### Task brief
Write out each line exactly as it stands, please.

### Provided records
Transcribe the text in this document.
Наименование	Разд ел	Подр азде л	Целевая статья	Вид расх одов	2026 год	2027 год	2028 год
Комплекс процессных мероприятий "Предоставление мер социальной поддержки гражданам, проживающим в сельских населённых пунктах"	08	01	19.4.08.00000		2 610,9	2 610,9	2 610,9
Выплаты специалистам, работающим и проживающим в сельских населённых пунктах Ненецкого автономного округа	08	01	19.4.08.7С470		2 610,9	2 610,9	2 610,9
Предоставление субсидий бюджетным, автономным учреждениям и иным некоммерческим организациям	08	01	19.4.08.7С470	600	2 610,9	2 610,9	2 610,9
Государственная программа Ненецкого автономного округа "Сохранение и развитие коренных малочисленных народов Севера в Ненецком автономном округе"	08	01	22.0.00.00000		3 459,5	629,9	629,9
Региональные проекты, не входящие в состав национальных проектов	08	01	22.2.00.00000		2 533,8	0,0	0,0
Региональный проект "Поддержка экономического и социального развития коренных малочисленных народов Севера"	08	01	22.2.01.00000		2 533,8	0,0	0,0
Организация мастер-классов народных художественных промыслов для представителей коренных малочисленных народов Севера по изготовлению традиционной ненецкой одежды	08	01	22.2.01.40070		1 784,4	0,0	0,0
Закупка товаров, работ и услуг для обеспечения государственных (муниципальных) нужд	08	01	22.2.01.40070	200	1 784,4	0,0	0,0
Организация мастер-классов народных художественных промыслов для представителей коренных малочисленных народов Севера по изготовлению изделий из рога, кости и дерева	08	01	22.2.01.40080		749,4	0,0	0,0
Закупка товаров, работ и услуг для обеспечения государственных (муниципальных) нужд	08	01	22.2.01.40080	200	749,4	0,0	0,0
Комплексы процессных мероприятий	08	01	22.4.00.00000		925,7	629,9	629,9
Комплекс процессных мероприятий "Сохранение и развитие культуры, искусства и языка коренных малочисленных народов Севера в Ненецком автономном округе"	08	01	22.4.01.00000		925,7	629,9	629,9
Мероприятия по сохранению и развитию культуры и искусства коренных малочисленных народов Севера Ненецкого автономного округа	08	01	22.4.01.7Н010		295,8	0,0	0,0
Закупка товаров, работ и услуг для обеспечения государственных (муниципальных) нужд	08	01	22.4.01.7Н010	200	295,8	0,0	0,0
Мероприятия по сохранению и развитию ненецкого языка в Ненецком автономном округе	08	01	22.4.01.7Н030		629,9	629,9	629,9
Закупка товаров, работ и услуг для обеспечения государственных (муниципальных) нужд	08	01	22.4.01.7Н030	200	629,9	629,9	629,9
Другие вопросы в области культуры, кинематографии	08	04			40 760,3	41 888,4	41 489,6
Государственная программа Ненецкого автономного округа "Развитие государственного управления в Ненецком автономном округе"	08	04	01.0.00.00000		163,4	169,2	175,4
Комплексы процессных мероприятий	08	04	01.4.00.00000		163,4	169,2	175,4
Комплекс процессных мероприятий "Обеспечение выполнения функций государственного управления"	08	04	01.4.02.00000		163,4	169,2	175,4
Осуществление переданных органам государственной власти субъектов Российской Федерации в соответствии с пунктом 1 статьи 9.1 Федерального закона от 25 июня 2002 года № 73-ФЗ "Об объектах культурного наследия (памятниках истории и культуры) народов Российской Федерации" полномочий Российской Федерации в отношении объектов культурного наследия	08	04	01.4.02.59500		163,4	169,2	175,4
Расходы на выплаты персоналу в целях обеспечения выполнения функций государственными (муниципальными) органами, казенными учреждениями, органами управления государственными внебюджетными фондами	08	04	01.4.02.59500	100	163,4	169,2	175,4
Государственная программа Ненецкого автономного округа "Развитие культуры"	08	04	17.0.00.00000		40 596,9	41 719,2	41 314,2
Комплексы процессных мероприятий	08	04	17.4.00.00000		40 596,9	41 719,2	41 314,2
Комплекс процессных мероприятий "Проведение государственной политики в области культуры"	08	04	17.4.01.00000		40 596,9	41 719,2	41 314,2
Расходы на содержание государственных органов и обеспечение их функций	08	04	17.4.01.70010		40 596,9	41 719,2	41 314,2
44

### Solution
Transcribe the text in this document.
Наименование	Разд ел	Подр азде л	Целевая статья	Вид расх одов	2026 год	2027 год	2028 год
Комплекс процессных мероприятий "Предоставление мер социальной поддержки гражданам, проживающим в сельских населённых пунктах"	08	01	19.4.08.00000		2 610,9	2 610,9	2 610,9
Выплаты специалистам, работающим и проживающим в сельских населённых пунктах Ненецкого автономного округа	08	01	19.4.08.7С470		2 610,9	2 610,9	2 610,9
Предоставление субсидий бюджетным, автономным учреждениям и иным некоммерческим организациям	08	01	19.4.08.7С470	600	2 610,9	2 610,9	2 610,9
Государственная программа Ненецкого автономного округа "Сохранение и развитие коренных малочисленных народов Севера в Ненецком автономном округе"	08	01	22.0.00.00000		3 459,5	629,9	629,9
Региональные проекты, не входящие в состав национальных проектов	08	01	22.2.00.00000		2 533,8	0,0	0,0
Региональный проект "Поддержка экономического и социального развития коренных малочисленных народов Севера"	08	01	22.2.01.00000		2 533,8	0,0	0,0
Организация мастер-классов народных художественных промыслов для представителей коренных малочисленных народов Севера по изготовлению традиционной ненецкой одежды	08	01	22.2.01.40070		1 784,4	0,0	0,0
Закупка товаров, работ и услуг для обеспечения государственных (муниципальных) нужд	08	01	22.2.01.40070	200	1 784,4	0,0	0,0
Организация мастер-классов народных художественных промыслов для представителей коренных малочисленных народов Севера по изготовлению изделий из рога, кости и дерева	08	01	22.2.01.40080		749,4	0,0	0,0
Закупка товаров, работ и услуг для обеспечения государственных (муниципальных) нужд	08	01	22.2.01.40080	200	749,4	0,0	0,0
Комплексы процессных мероприятий	08	01	22.4.00.00000		925,7	629,9	629,9
Комплекс процессных мероприятий "Сохранение и развитие культуры, искусства и языка коренных малочисленных народов Севера в Ненецком автономном округе"	08	01	22.4.01.00000		925,7	629,9	629,9
Мероприятия по сохранению и развитию культуры и искусства коренных малочисленных народов Севера Ненецкого автономного округа	08	01	22.4.01.7Н010		295,8	0,0	0,0
Закупка товаров, работ и услуг для обеспечения государственных (муниципальных) нужд	08	01	22.4.01.7Н010	200	295,8	0,0	0,0
Мероприятия по сохранению и развитию ненецкого языка в Ненецком автономном округе	08	01	22.4.01.7Н030		629,9	629,9	629,9
Закупка товаров, работ и услуг для обеспечения государственных (муниципальных) нужд	08	01	22.4.01.7Н030	200	629,9	629,9	629,9
Другие вопросы в области культуры, кинематографии	08	04			40 760,3	41 888,4	41 489,6
Государственная программа Ненецкого автономного округа "Развитие государственного управления в Ненецком автономном округе"	08	04	01.0.00.00000		163,4	169,2	175,4
Комплексы процессных мероприятий	08	04	01.4.00.00000		163,4	169,2	175,4
Комплекс процессных мероприятий "Обеспечение выполнения функций государственного управления"	08	04	01.4.02.00000		163,4	169,2	175,4
Осуществление переданных органам государственной власти субъектов Российской Федерации в соответствии с пунктом 1 статьи 9.1 Федерального закона от 25 июня 2002 года № 73-ФЗ "Об объектах культурного наследия (памятниках истории и культуры) народов Российской Федерации" полномочий Российской Федерации в отношении объектов культурного наследия	08	04	01.4.02.59500		163,4	169,2	175,4
Расходы на выплаты персоналу в целях обеспечения выполнения функций государственными (муниципальными) органами, казенными учреждениями, органами управления государственными внебюджетными фондами	08	04	01.4.02.59500	100	163,4	169,2	175,4
Государственная программа Ненецкого автономного округа "Развитие культуры"	08	04	17.0.00.00000		40 596,9	41 719,2	41 314,2
Комплексы процессных мероприятий	08	04	17.4.00.00000		40 596,9	41 719,2	41 314,2
Комплекс процессных мероприятий "Проведение государственной политики в области культуры"	08	04	17.4.01.00000		40 596,9	41 719,2	41 314,2
Расходы на содержание государственных органов и обеспечение их функций	08	04	17.4.01.70010		40 596,9	41 719,2	41 314,2
44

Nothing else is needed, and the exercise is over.